[Start]

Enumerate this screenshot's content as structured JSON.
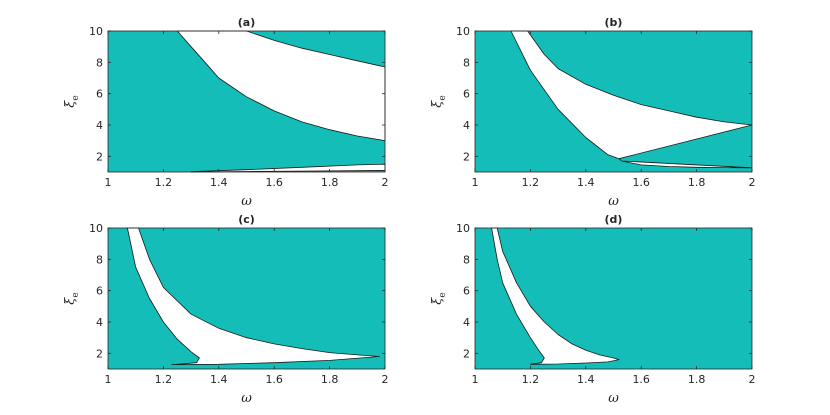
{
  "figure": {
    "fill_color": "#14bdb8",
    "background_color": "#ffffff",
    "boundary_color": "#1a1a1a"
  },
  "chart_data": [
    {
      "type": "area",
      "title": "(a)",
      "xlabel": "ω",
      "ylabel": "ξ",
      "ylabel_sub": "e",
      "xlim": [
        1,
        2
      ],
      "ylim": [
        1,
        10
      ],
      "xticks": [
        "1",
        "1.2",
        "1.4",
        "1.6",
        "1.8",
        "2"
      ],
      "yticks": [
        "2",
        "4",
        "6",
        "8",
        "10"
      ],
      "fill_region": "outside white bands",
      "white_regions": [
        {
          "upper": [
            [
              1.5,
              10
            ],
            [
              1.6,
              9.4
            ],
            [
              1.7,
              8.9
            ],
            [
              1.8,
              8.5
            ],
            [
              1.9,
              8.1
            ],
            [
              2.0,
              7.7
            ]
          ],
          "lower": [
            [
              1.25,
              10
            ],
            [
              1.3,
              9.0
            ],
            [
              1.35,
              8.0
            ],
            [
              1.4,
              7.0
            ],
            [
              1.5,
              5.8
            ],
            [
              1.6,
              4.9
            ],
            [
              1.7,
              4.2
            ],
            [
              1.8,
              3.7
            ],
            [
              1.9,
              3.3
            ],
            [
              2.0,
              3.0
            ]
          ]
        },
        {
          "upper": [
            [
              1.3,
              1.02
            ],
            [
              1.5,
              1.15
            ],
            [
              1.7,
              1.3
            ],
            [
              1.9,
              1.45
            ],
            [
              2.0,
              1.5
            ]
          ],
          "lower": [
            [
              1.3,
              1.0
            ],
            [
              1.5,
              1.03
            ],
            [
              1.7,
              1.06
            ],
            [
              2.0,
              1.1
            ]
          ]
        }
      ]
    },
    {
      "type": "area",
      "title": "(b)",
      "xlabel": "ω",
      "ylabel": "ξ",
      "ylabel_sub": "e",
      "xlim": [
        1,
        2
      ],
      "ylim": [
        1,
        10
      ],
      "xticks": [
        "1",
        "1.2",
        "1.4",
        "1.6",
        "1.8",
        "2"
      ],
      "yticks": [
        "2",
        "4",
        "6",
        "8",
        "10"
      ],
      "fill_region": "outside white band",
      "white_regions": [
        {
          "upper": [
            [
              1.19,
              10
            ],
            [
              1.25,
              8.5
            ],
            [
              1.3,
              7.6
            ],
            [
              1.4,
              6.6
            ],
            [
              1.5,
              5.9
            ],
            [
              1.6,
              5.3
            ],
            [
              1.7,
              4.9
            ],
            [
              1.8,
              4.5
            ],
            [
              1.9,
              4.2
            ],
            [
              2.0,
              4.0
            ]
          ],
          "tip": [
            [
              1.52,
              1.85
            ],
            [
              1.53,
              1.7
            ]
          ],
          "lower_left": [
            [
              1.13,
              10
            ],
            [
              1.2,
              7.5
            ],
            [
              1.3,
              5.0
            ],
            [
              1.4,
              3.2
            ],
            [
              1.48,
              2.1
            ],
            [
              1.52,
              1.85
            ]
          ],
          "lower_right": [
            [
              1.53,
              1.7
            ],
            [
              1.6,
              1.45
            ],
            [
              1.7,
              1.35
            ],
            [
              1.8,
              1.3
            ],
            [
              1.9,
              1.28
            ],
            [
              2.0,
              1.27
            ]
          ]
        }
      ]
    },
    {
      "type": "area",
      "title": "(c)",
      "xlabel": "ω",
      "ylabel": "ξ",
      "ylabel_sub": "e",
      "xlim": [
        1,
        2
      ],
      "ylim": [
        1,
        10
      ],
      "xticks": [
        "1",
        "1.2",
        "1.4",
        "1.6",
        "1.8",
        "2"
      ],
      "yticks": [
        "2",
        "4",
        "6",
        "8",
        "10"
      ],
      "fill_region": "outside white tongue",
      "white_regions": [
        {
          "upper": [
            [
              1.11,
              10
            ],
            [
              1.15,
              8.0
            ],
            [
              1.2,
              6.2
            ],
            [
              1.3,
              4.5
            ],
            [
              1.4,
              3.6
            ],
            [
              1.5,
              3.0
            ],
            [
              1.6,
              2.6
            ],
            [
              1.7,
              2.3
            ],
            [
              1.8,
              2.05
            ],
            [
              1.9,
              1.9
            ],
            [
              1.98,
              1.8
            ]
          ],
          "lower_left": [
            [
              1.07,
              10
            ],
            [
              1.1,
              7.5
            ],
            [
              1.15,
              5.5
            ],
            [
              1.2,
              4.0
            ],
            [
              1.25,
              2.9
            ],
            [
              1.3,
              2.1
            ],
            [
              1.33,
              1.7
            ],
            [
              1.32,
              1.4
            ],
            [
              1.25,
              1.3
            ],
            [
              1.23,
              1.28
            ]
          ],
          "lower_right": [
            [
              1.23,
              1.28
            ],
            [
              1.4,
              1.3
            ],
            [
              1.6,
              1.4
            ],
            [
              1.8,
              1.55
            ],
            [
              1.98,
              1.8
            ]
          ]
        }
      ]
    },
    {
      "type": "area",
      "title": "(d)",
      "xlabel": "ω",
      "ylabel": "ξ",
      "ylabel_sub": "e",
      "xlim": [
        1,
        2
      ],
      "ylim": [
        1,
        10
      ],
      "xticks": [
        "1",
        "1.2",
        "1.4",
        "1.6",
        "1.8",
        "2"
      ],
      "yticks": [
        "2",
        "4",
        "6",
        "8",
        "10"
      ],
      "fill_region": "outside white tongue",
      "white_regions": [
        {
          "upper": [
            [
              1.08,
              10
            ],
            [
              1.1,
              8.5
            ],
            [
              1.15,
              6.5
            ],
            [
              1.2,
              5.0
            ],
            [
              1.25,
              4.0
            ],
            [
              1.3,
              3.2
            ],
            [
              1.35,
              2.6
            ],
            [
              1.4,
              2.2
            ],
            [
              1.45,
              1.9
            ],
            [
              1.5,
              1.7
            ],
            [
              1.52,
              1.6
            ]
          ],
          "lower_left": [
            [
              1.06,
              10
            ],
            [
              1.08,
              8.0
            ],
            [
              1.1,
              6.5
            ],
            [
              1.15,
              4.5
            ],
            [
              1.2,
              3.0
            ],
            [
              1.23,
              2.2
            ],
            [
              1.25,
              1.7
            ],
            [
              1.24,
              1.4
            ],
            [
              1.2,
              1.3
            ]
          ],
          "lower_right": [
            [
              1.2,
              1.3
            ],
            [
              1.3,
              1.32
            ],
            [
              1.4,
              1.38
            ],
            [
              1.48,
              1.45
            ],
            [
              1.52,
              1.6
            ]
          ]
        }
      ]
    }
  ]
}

[End]

* INSTRUCTIONS FOR THE TASK
Count each line with "outside" in it and report that figure by itself.

* SOLUTION FOR THIS EXERCISE
4